**Task brief**
Write out the records word for word, with no pictures.
BEGIN Provided data
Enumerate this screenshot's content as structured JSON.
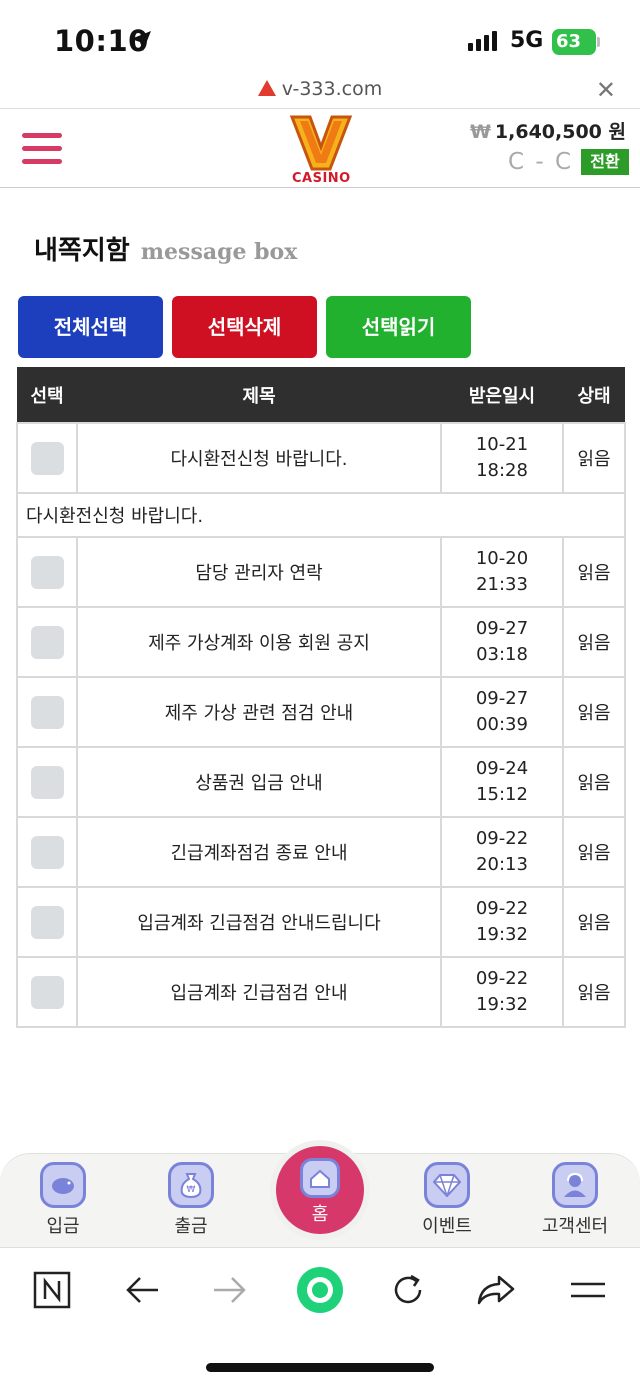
{
  "status_bar": {
    "time": "10:10",
    "network": "5G",
    "battery": "63"
  },
  "browser": {
    "url": "v-333.com"
  },
  "header": {
    "logo_text": "CASINO",
    "currency_symbol": "₩",
    "balance": "1,640,500 원",
    "refresh_label": "C - C",
    "switch_label": "전환"
  },
  "page": {
    "title": "내쪽지함",
    "subtitle": "message box"
  },
  "actions": {
    "select_all": "전체선택",
    "delete_selected": "선택삭제",
    "read_selected": "선택읽기"
  },
  "table": {
    "headers": {
      "select": "선택",
      "subject": "제목",
      "received": "받은일시",
      "status": "상태"
    },
    "expanded_message": "다시환전신청 바랍니다.",
    "rows": [
      {
        "subject": "다시환전신청 바랍니다.",
        "date": "10-21",
        "time": "18:28",
        "status": "읽음"
      },
      {
        "subject": "담당 관리자 연락",
        "date": "10-20",
        "time": "21:33",
        "status": "읽음"
      },
      {
        "subject": "제주 가상계좌 이용 회원 공지",
        "date": "09-27",
        "time": "03:18",
        "status": "읽음"
      },
      {
        "subject": "제주 가상 관련 점검 안내",
        "date": "09-27",
        "time": "00:39",
        "status": "읽음"
      },
      {
        "subject": "상품권 입금 안내",
        "date": "09-24",
        "time": "15:12",
        "status": "읽음"
      },
      {
        "subject": "긴급계좌점검 종료 안내",
        "date": "09-22",
        "time": "20:13",
        "status": "읽음"
      },
      {
        "subject": "입금계좌 긴급점검 안내드립니다",
        "date": "09-22",
        "time": "19:32",
        "status": "읽음"
      },
      {
        "subject": "입금계좌 긴급점검 안내",
        "date": "09-22",
        "time": "19:32",
        "status": "읽음"
      }
    ]
  },
  "site_nav": {
    "deposit": "입금",
    "withdraw": "출금",
    "home": "홈",
    "event": "이벤트",
    "support": "고객센터"
  },
  "colors": {
    "accent_pink": "#d6386a",
    "select_all_blue": "#1d3fbd",
    "delete_red": "#cf1023",
    "read_green": "#22b02f",
    "switch_green": "#2d9b27"
  }
}
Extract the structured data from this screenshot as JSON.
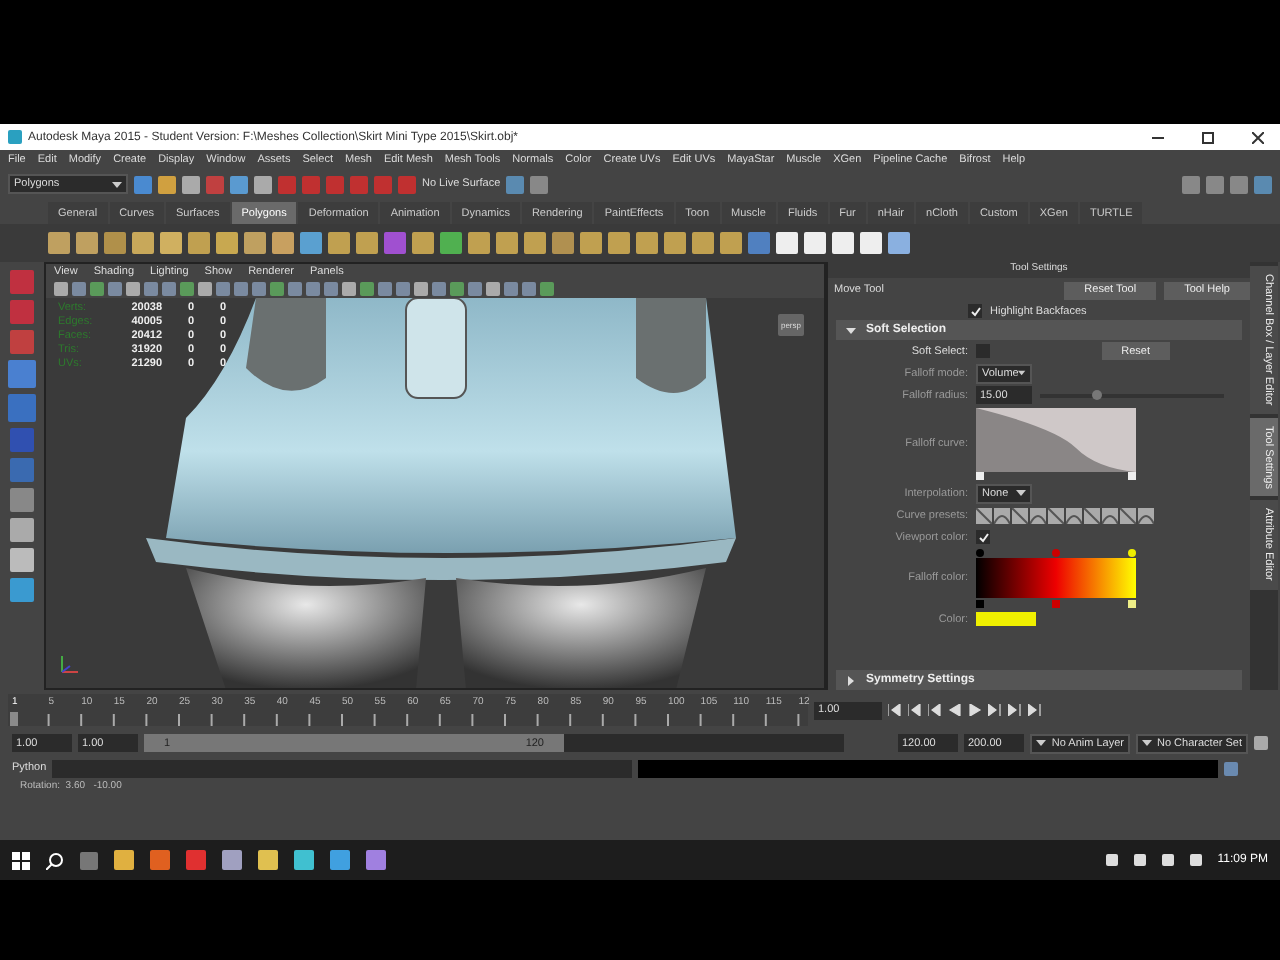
{
  "window": {
    "title": "Autodesk Maya 2015 - Student Version: F:\\Meshes Collection\\Skirt Mini Type 2015\\Skirt.obj*"
  },
  "menu": [
    "File",
    "Edit",
    "Modify",
    "Create",
    "Display",
    "Window",
    "Assets",
    "Select",
    "Mesh",
    "Edit Mesh",
    "Mesh Tools",
    "Normals",
    "Color",
    "Create UVs",
    "Edit UVs",
    "MayaStar",
    "Muscle",
    "XGen",
    "Pipeline Cache",
    "Bifrost",
    "Help"
  ],
  "status_line": {
    "mode": "Polygons",
    "live_surface": "No Live Surface"
  },
  "shelf_tabs": [
    {
      "label": "General",
      "selected": false
    },
    {
      "label": "Curves",
      "selected": false
    },
    {
      "label": "Surfaces",
      "selected": false
    },
    {
      "label": "Polygons",
      "selected": true
    },
    {
      "label": "Deformation",
      "selected": false
    },
    {
      "label": "Animation",
      "selected": false
    },
    {
      "label": "Dynamics",
      "selected": false
    },
    {
      "label": "Rendering",
      "selected": false
    },
    {
      "label": "PaintEffects",
      "selected": false
    },
    {
      "label": "Toon",
      "selected": false
    },
    {
      "label": "Muscle",
      "selected": false
    },
    {
      "label": "Fluids",
      "selected": false
    },
    {
      "label": "Fur",
      "selected": false
    },
    {
      "label": "nHair",
      "selected": false
    },
    {
      "label": "nCloth",
      "selected": false
    },
    {
      "label": "Custom",
      "selected": false
    },
    {
      "label": "XGen",
      "selected": false
    },
    {
      "label": "TURTLE",
      "selected": false
    }
  ],
  "viewport": {
    "menu": [
      "View",
      "Shading",
      "Lighting",
      "Show",
      "Renderer",
      "Panels"
    ],
    "hud": [
      {
        "label": "Verts:",
        "values": [
          "20038",
          "0",
          "0"
        ]
      },
      {
        "label": "Edges:",
        "values": [
          "40005",
          "0",
          "0"
        ]
      },
      {
        "label": "Faces:",
        "values": [
          "20412",
          "0",
          "0"
        ]
      },
      {
        "label": "Tris:",
        "values": [
          "31920",
          "0",
          "0"
        ]
      },
      {
        "label": "UVs:",
        "values": [
          "21290",
          "0",
          "0"
        ]
      }
    ],
    "corner_label": "persp"
  },
  "tool_settings": {
    "title": "Tool Settings",
    "tool": "Move Tool",
    "buttons": [
      "Reset Tool",
      "Tool Help"
    ],
    "highlight_backfaces": {
      "label": "Highlight Backfaces",
      "checked": true
    },
    "sections": [
      {
        "title": "Soft Selection",
        "expanded": true
      },
      {
        "title": "Symmetry Settings",
        "expanded": false
      }
    ],
    "soft_select": {
      "label": "Soft Select:",
      "checked": false,
      "reset": "Reset"
    },
    "falloff_mode": {
      "label": "Falloff mode:",
      "value": "Volume"
    },
    "falloff_radius": {
      "label": "Falloff radius:",
      "value": "15.00",
      "level": 0.3
    },
    "falloff_curve": {
      "label": "Falloff curve:"
    },
    "interpolation": {
      "label": "Interpolation:",
      "value": "None"
    },
    "curve_presets": {
      "label": "Curve presets:"
    },
    "viewport_color": {
      "label": "Viewport color:",
      "checked": true
    },
    "falloff_color": {
      "label": "Falloff color:"
    },
    "color": {
      "label": "Color:"
    }
  },
  "side_tabs": [
    {
      "label": "Channel Box / Layer Editor",
      "selected": false
    },
    {
      "label": "Tool Settings",
      "selected": true
    },
    {
      "label": "Attribute Editor",
      "selected": false
    }
  ],
  "timeline": {
    "current_frame": "1",
    "level": 0.0,
    "ticks": [
      "5",
      "10",
      "15",
      "20",
      "25",
      "30",
      "35",
      "40",
      "45",
      "50",
      "55",
      "60",
      "65",
      "70",
      "75",
      "80",
      "85",
      "90",
      "95",
      "100",
      "105",
      "110",
      "115",
      "12"
    ],
    "frame_field": "1.00"
  },
  "range": {
    "start": "1.00",
    "playback_start": "1.00",
    "slider_start": "1",
    "slider_end": "120",
    "level": 0.6,
    "playback_end": "120.00",
    "end": "200.00",
    "anim_layer": "No Anim Layer",
    "character_set": "No Character Set"
  },
  "command_line": {
    "language": "Python"
  },
  "help_line": "Rotation:  3.60   -10.00",
  "taskbar": {
    "time": "11:09 PM"
  }
}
END Provided data
**Task answer**
Enumerate this screenshot's content as structured JSON.
{
  "status_bar": {
    "time": "10:10",
    "network": "5G",
    "battery": "63"
  },
  "browser": {
    "url": "v-333.com"
  },
  "header": {
    "logo_text": "CASINO",
    "currency_symbol": "₩",
    "balance": "1,640,500 원",
    "refresh_label": "C - C",
    "switch_label": "전환"
  },
  "page": {
    "title": "내쪽지함",
    "subtitle": "message box"
  },
  "actions": {
    "select_all": "전체선택",
    "delete_selected": "선택삭제",
    "read_selected": "선택읽기"
  },
  "table": {
    "headers": {
      "select": "선택",
      "subject": "제목",
      "received": "받은일시",
      "status": "상태"
    },
    "expanded_message": "다시환전신청 바랍니다.",
    "rows": [
      {
        "subject": "다시환전신청 바랍니다.",
        "date": "10-21",
        "time": "18:28",
        "status": "읽음"
      },
      {
        "subject": "담당 관리자 연락",
        "date": "10-20",
        "time": "21:33",
        "status": "읽음"
      },
      {
        "subject": "제주 가상계좌 이용 회원 공지",
        "date": "09-27",
        "time": "03:18",
        "status": "읽음"
      },
      {
        "subject": "제주 가상 관련 점검 안내",
        "date": "09-27",
        "time": "00:39",
        "status": "읽음"
      },
      {
        "subject": "상품권 입금 안내",
        "date": "09-24",
        "time": "15:12",
        "status": "읽음"
      },
      {
        "subject": "긴급계좌점검 종료 안내",
        "date": "09-22",
        "time": "20:13",
        "status": "읽음"
      },
      {
        "subject": "입금계좌 긴급점검 안내드립니다",
        "date": "09-22",
        "time": "19:32",
        "status": "읽음"
      },
      {
        "subject": "입금계좌 긴급점검 안내",
        "date": "09-22",
        "time": "19:32",
        "status": "읽음"
      }
    ]
  },
  "site_nav": {
    "deposit": "입금",
    "withdraw": "출금",
    "home": "홈",
    "event": "이벤트",
    "support": "고객센터"
  },
  "colors": {
    "accent_pink": "#d6386a",
    "select_all_blue": "#1d3fbd",
    "delete_red": "#cf1023",
    "read_green": "#22b02f",
    "switch_green": "#2d9b27"
  }
}
Extract the structured data from this screenshot as JSON.
{
  "window": {
    "title": "Autodesk Maya 2015 - Student Version: F:\\Meshes Collection\\Skirt Mini Type 2015\\Skirt.obj*"
  },
  "menu": [
    "File",
    "Edit",
    "Modify",
    "Create",
    "Display",
    "Window",
    "Assets",
    "Select",
    "Mesh",
    "Edit Mesh",
    "Mesh Tools",
    "Normals",
    "Color",
    "Create UVs",
    "Edit UVs",
    "MayaStar",
    "Muscle",
    "XGen",
    "Pipeline Cache",
    "Bifrost",
    "Help"
  ],
  "status_line": {
    "mode": "Polygons",
    "live_surface": "No Live Surface"
  },
  "shelf_tabs": [
    {
      "label": "General",
      "selected": false
    },
    {
      "label": "Curves",
      "selected": false
    },
    {
      "label": "Surfaces",
      "selected": false
    },
    {
      "label": "Polygons",
      "selected": true
    },
    {
      "label": "Deformation",
      "selected": false
    },
    {
      "label": "Animation",
      "selected": false
    },
    {
      "label": "Dynamics",
      "selected": false
    },
    {
      "label": "Rendering",
      "selected": false
    },
    {
      "label": "PaintEffects",
      "selected": false
    },
    {
      "label": "Toon",
      "selected": false
    },
    {
      "label": "Muscle",
      "selected": false
    },
    {
      "label": "Fluids",
      "selected": false
    },
    {
      "label": "Fur",
      "selected": false
    },
    {
      "label": "nHair",
      "selected": false
    },
    {
      "label": "nCloth",
      "selected": false
    },
    {
      "label": "Custom",
      "selected": false
    },
    {
      "label": "XGen",
      "selected": false
    },
    {
      "label": "TURTLE",
      "selected": false
    }
  ],
  "viewport": {
    "menu": [
      "View",
      "Shading",
      "Lighting",
      "Show",
      "Renderer",
      "Panels"
    ],
    "hud": [
      {
        "label": "Verts:",
        "values": [
          "20038",
          "0",
          "0"
        ]
      },
      {
        "label": "Edges:",
        "values": [
          "40005",
          "0",
          "0"
        ]
      },
      {
        "label": "Faces:",
        "values": [
          "20412",
          "0",
          "0"
        ]
      },
      {
        "label": "Tris:",
        "values": [
          "31920",
          "0",
          "0"
        ]
      },
      {
        "label": "UVs:",
        "values": [
          "21290",
          "0",
          "0"
        ]
      }
    ],
    "corner_label": "persp"
  },
  "tool_settings": {
    "title": "Tool Settings",
    "tool": "Move Tool",
    "buttons": [
      "Reset Tool",
      "Tool Help"
    ],
    "highlight_backfaces": {
      "label": "Highlight Backfaces",
      "checked": true
    },
    "sections": [
      {
        "title": "Soft Selection",
        "expanded": true
      },
      {
        "title": "Symmetry Settings",
        "expanded": false
      }
    ],
    "soft_select": {
      "label": "Soft Select:",
      "checked": false,
      "reset": "Reset"
    },
    "falloff_mode": {
      "label": "Falloff mode:",
      "value": "Volume"
    },
    "falloff_radius": {
      "label": "Falloff radius:",
      "value": "15.00",
      "level": 0.3
    },
    "falloff_curve": {
      "label": "Falloff curve:"
    },
    "interpolation": {
      "label": "Interpolation:",
      "value": "None"
    },
    "curve_presets": {
      "label": "Curve presets:"
    },
    "viewport_color": {
      "label": "Viewport color:",
      "checked": true
    },
    "falloff_color": {
      "label": "Falloff color:"
    },
    "color": {
      "label": "Color:"
    }
  },
  "side_tabs": [
    {
      "label": "Channel Box / Layer Editor",
      "selected": false
    },
    {
      "label": "Tool Settings",
      "selected": true
    },
    {
      "label": "Attribute Editor",
      "selected": false
    }
  ],
  "timeline": {
    "current_frame": "1",
    "level": 0.0,
    "ticks": [
      "5",
      "10",
      "15",
      "20",
      "25",
      "30",
      "35",
      "40",
      "45",
      "50",
      "55",
      "60",
      "65",
      "70",
      "75",
      "80",
      "85",
      "90",
      "95",
      "100",
      "105",
      "110",
      "115",
      "12"
    ],
    "frame_field": "1.00"
  },
  "range": {
    "start": "1.00",
    "playback_start": "1.00",
    "slider_start": "1",
    "slider_end": "120",
    "level": 0.6,
    "playback_end": "120.00",
    "end": "200.00",
    "anim_layer": "No Anim Layer",
    "character_set": "No Character Set"
  },
  "command_line": {
    "language": "Python"
  },
  "help_line": "Rotation:  3.60   -10.00",
  "taskbar": {
    "time": "11:09 PM"
  }
}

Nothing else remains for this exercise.